(The problem)
Count how many lines contain "name" and reply with that number only.

(Excerpts from a figure dataset)
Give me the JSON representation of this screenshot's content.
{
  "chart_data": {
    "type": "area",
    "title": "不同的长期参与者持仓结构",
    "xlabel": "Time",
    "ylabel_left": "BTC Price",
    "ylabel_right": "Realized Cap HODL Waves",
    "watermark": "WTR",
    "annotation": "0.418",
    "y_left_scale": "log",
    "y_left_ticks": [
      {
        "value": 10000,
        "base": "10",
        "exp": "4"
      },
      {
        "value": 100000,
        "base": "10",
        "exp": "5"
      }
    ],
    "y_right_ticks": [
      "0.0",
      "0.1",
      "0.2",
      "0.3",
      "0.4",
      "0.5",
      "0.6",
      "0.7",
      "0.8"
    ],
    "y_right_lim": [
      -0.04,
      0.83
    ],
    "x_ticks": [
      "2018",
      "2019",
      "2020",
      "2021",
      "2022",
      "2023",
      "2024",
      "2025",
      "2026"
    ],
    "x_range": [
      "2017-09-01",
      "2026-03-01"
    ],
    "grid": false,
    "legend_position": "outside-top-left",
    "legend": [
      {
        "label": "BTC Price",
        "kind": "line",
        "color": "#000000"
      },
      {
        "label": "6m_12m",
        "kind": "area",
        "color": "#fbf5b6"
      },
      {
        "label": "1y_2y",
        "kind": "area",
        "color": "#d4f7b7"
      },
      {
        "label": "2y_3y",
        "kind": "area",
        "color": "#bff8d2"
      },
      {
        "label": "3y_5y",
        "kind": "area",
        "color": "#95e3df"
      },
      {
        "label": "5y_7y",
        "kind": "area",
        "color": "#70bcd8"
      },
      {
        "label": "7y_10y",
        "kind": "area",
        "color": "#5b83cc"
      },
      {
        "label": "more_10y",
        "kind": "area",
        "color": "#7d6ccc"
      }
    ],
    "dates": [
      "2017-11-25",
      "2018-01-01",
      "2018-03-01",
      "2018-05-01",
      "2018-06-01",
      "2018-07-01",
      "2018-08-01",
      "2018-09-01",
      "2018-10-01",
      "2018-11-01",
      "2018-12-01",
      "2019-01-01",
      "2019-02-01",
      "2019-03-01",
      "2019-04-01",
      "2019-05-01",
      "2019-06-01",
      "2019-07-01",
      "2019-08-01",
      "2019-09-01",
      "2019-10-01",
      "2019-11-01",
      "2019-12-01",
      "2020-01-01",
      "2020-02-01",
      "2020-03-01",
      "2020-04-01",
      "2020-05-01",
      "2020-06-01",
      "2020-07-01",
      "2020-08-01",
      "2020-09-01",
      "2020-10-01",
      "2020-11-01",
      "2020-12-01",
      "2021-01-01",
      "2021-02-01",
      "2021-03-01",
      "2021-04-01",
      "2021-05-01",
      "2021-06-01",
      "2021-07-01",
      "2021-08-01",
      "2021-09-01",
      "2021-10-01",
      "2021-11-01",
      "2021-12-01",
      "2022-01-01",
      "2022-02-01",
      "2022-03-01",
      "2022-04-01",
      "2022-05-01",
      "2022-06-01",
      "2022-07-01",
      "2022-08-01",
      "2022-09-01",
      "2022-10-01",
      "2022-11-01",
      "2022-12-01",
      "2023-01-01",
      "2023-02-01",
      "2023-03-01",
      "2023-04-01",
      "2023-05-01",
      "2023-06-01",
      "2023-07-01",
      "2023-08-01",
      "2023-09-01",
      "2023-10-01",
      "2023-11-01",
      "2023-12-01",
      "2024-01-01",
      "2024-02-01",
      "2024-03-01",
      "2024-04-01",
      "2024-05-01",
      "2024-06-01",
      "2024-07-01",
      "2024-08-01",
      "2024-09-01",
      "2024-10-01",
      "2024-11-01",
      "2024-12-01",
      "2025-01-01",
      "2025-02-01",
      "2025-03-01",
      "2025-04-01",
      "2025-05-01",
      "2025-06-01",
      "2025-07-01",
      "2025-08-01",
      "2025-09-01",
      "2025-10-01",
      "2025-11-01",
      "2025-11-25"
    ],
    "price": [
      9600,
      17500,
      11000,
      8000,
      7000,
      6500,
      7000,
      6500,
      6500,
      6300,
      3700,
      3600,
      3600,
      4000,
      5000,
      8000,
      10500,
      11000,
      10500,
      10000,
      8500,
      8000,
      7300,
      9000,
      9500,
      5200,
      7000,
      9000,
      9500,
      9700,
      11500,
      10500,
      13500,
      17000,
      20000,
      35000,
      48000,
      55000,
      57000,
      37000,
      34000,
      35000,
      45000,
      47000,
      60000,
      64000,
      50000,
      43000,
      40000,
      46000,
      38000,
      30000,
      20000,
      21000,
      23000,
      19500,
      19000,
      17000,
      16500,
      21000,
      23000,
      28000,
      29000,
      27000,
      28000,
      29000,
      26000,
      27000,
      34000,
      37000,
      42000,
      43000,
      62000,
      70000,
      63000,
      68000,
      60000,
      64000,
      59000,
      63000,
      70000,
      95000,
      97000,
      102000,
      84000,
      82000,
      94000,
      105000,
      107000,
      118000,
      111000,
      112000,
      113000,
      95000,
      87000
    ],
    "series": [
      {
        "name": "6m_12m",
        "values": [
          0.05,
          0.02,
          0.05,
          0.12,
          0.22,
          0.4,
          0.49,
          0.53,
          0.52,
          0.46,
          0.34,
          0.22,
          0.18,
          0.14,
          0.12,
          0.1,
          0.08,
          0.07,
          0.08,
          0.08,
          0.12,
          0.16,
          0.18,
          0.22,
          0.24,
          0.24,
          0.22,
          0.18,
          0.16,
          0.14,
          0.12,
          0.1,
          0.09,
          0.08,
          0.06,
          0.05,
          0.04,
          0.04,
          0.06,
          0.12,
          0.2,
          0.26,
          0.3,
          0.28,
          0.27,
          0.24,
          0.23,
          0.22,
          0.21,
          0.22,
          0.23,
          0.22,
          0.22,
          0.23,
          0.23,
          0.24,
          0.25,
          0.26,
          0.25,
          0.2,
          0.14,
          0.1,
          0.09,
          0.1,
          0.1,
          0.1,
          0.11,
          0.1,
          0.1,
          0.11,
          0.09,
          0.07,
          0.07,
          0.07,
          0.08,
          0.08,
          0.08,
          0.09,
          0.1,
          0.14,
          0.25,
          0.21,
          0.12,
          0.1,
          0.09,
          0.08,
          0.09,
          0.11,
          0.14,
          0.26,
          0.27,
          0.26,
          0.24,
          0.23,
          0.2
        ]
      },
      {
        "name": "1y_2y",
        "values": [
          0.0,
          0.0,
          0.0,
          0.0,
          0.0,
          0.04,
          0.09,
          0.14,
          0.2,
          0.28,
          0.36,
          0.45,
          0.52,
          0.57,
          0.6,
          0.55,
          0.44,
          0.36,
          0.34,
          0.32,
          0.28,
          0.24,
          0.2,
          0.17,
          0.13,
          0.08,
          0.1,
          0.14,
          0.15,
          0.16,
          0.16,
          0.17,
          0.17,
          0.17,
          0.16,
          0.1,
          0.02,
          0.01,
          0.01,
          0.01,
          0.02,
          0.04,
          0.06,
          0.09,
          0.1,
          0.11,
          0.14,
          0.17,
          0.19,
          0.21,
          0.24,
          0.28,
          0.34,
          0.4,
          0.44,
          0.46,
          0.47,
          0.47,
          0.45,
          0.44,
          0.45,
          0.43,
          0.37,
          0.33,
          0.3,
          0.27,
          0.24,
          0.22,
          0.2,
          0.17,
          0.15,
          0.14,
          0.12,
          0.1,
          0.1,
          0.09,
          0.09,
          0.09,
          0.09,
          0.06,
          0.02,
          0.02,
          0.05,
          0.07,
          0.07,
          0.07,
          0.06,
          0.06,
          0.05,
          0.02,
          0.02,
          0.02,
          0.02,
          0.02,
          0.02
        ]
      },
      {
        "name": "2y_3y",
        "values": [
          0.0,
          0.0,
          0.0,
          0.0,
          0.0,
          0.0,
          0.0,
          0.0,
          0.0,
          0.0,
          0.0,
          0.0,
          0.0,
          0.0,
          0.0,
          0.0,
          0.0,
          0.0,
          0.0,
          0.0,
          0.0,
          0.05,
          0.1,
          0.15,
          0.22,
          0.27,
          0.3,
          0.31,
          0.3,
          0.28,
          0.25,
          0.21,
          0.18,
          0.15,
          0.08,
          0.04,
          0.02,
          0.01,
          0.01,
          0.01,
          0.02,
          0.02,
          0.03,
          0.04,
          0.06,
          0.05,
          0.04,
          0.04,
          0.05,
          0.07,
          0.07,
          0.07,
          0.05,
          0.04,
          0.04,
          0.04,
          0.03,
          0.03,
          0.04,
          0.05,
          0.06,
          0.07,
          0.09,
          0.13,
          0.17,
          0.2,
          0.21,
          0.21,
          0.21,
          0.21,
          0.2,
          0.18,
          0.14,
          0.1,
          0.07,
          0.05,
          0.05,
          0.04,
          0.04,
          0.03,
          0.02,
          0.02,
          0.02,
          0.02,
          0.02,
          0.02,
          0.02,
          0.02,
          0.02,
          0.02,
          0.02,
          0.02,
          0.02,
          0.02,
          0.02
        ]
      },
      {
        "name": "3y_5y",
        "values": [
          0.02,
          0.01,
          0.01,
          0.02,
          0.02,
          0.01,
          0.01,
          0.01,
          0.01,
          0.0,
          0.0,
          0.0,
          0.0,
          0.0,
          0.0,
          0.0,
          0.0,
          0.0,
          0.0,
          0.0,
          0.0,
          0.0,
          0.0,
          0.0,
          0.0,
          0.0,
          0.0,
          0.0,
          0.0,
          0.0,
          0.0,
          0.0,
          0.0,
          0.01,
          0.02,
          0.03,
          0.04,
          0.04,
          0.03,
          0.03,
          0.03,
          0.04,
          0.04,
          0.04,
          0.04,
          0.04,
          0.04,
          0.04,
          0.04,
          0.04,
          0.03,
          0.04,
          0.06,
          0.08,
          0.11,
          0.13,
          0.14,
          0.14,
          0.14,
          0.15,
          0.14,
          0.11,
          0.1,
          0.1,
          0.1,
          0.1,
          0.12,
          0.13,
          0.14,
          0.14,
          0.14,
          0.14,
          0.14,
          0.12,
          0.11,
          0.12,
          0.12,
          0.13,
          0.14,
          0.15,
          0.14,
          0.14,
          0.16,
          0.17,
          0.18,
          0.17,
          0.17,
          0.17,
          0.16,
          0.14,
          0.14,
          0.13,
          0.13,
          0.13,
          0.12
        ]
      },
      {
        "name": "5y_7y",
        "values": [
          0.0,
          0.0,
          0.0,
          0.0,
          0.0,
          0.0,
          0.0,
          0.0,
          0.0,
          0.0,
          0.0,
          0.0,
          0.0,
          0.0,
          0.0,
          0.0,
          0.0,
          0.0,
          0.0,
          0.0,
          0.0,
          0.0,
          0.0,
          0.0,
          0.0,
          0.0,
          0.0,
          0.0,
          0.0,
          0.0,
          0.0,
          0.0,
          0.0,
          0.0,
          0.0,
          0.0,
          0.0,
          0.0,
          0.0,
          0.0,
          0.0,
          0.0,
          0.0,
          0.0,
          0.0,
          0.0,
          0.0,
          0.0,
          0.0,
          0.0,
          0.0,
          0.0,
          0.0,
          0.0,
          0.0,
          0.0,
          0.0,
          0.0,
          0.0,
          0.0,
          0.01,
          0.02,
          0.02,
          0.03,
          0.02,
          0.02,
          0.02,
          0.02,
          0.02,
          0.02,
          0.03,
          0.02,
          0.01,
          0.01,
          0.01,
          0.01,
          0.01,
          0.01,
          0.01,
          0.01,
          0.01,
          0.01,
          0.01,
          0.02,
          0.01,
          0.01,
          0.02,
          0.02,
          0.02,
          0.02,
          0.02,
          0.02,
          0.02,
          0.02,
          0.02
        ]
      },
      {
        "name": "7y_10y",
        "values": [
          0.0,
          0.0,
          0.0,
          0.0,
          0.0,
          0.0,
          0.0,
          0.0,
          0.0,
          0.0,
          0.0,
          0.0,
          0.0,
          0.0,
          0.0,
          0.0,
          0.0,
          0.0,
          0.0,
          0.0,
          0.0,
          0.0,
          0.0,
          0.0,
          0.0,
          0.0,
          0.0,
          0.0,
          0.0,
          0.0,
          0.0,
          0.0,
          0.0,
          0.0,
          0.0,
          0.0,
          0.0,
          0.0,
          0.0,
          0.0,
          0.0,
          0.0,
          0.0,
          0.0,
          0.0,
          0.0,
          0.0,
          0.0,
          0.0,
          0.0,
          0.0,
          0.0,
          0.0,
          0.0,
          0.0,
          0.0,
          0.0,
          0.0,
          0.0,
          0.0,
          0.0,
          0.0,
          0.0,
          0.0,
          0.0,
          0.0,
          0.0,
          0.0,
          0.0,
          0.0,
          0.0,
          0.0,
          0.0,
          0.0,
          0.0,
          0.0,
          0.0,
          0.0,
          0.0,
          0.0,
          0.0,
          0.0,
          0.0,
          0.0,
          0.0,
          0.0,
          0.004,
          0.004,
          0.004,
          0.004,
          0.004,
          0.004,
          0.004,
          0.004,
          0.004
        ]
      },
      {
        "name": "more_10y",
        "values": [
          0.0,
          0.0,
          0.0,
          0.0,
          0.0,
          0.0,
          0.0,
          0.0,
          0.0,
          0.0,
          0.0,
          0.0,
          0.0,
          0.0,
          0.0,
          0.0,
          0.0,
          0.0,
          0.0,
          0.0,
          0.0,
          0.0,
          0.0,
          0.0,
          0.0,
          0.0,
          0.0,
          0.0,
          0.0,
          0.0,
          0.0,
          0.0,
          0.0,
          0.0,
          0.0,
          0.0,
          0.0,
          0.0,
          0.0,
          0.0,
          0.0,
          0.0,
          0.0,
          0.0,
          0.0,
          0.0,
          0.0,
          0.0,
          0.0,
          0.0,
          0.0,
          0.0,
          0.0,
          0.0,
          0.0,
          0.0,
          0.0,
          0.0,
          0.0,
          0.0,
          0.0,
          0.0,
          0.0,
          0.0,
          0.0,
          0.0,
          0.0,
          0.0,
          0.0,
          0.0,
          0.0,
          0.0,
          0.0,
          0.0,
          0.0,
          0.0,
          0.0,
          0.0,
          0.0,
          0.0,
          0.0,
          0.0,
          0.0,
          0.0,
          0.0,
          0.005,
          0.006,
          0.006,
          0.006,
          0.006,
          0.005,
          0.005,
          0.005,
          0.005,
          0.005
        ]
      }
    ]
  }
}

(Correct response)
7